## Exercise task
Pull out every line of the items below that contains the string "button". Letter case must match.

## Entries shown
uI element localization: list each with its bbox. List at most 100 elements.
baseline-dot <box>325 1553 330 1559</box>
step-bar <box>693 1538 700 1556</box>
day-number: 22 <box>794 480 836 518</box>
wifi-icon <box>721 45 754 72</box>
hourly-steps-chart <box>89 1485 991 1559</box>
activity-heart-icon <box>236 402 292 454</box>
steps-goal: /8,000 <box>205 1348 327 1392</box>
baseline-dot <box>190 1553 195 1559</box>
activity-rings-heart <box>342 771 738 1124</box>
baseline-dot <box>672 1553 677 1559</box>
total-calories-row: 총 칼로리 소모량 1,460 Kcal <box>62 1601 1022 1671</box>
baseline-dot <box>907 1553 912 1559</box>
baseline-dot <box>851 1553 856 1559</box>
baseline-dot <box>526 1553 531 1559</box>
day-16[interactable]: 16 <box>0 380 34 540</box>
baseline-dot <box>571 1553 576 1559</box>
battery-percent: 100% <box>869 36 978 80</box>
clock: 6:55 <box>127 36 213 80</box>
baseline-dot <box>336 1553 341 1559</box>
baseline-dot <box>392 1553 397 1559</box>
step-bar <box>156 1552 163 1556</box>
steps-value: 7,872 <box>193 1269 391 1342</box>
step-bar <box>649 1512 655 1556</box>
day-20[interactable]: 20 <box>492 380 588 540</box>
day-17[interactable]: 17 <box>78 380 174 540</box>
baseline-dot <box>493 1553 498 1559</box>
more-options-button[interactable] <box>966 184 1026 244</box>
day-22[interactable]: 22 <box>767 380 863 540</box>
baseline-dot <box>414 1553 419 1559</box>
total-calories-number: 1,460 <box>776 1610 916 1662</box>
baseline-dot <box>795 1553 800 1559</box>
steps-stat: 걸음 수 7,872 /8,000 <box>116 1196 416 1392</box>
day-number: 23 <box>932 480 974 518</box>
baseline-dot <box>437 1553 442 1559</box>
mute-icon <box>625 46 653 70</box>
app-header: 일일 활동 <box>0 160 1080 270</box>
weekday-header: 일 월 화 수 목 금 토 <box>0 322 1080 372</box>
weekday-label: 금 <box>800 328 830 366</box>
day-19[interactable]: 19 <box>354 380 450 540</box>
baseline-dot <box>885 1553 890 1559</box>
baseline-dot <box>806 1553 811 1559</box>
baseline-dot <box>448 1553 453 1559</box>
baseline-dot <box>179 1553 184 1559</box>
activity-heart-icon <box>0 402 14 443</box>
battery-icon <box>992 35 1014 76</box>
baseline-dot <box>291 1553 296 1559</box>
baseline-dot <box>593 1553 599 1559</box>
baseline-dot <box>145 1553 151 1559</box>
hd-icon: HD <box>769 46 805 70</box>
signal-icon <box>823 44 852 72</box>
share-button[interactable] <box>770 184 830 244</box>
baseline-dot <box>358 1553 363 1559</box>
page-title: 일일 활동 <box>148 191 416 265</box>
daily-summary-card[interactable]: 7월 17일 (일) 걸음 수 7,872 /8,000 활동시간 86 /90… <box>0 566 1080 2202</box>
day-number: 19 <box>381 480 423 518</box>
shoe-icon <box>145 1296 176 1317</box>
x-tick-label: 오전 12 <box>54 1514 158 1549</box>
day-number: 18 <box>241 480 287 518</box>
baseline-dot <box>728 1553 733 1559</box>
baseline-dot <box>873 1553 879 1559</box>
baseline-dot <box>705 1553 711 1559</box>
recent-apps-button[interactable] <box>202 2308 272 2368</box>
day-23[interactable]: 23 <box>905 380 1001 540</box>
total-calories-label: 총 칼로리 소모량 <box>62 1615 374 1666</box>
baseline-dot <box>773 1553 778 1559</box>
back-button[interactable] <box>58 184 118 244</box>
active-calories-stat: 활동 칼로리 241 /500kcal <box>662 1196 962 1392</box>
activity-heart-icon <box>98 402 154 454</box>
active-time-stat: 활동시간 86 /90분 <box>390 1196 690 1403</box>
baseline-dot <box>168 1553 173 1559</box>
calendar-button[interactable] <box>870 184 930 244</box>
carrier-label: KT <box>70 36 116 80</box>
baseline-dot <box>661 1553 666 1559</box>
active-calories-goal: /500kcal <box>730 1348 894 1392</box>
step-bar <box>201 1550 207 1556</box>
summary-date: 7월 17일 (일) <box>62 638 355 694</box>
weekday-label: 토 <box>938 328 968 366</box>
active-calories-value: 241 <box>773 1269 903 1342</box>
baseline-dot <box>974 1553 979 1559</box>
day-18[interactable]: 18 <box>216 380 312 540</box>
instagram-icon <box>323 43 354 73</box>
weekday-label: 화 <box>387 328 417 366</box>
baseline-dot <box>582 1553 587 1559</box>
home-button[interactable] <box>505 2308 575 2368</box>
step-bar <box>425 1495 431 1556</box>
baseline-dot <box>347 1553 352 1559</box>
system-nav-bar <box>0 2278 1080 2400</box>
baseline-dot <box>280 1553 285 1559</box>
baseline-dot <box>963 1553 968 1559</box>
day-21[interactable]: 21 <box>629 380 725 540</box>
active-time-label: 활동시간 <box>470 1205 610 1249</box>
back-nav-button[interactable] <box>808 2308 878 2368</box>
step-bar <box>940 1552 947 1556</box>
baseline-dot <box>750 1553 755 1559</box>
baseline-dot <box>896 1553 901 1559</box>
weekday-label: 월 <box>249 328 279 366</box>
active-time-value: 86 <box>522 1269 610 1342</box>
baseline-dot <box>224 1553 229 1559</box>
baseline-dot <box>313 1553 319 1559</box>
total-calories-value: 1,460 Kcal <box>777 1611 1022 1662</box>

## Worked solution
more-options-button[interactable] <box>966 184 1026 244</box>
share-button[interactable] <box>770 184 830 244</box>
recent-apps-button[interactable] <box>202 2308 272 2368</box>
back-button[interactable] <box>58 184 118 244</box>
calendar-button[interactable] <box>870 184 930 244</box>
home-button[interactable] <box>505 2308 575 2368</box>
back-nav-button[interactable] <box>808 2308 878 2368</box>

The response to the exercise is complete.